> **Problem details**:
Copy out each line that has "text" in it.

> **Exercise data**:
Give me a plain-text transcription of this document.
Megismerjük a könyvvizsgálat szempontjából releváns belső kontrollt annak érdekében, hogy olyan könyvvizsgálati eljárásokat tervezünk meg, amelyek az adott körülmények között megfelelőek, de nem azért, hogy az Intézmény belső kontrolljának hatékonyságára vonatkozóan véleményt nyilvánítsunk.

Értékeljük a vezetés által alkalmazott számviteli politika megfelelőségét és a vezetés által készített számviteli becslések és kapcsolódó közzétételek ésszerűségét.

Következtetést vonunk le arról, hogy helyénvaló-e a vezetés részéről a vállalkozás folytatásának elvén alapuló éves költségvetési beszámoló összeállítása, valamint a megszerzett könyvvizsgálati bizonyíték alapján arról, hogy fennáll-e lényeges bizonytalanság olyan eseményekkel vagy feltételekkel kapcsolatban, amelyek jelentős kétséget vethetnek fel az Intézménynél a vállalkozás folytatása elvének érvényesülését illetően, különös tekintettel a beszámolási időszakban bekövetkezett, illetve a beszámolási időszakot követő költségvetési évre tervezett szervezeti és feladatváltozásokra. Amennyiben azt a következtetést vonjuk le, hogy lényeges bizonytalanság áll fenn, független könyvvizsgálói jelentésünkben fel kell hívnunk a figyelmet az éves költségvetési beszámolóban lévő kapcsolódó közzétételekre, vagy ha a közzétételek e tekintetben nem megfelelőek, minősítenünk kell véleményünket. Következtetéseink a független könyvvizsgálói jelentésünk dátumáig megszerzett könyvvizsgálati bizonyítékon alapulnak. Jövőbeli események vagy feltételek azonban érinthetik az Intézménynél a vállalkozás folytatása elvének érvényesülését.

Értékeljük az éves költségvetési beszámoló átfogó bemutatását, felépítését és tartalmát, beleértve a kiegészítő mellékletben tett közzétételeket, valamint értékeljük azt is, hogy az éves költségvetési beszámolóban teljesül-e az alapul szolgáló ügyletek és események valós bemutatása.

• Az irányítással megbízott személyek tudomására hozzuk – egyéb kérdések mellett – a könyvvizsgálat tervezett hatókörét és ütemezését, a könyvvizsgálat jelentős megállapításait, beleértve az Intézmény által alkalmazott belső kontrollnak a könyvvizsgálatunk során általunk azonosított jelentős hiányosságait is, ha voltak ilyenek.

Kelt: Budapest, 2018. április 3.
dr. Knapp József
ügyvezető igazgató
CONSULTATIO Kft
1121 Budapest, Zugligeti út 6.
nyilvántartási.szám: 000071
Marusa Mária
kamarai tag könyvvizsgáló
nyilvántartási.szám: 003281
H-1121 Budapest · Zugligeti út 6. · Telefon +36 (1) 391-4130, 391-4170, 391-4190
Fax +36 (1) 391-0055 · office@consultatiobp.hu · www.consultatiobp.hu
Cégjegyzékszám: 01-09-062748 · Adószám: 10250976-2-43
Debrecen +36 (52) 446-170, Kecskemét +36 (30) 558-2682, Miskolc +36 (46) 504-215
* * *
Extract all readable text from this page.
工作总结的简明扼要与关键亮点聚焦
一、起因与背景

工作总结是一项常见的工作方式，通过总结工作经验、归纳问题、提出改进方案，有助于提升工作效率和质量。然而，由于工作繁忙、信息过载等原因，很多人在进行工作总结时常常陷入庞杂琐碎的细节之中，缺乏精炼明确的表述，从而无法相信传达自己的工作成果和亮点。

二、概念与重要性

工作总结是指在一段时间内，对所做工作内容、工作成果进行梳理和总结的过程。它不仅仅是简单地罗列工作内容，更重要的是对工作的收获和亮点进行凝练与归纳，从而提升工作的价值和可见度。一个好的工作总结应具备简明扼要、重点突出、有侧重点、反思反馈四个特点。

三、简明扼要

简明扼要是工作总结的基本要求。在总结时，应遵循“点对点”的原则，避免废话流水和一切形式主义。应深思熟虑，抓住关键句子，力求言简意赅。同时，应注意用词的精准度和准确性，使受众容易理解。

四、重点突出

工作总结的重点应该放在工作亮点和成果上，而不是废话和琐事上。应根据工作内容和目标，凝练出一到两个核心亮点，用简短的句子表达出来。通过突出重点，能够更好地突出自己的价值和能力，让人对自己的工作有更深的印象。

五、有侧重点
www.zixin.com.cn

> **Correct result**:
Give me a plain-text transcription of this document.
Extract all readable text from this page.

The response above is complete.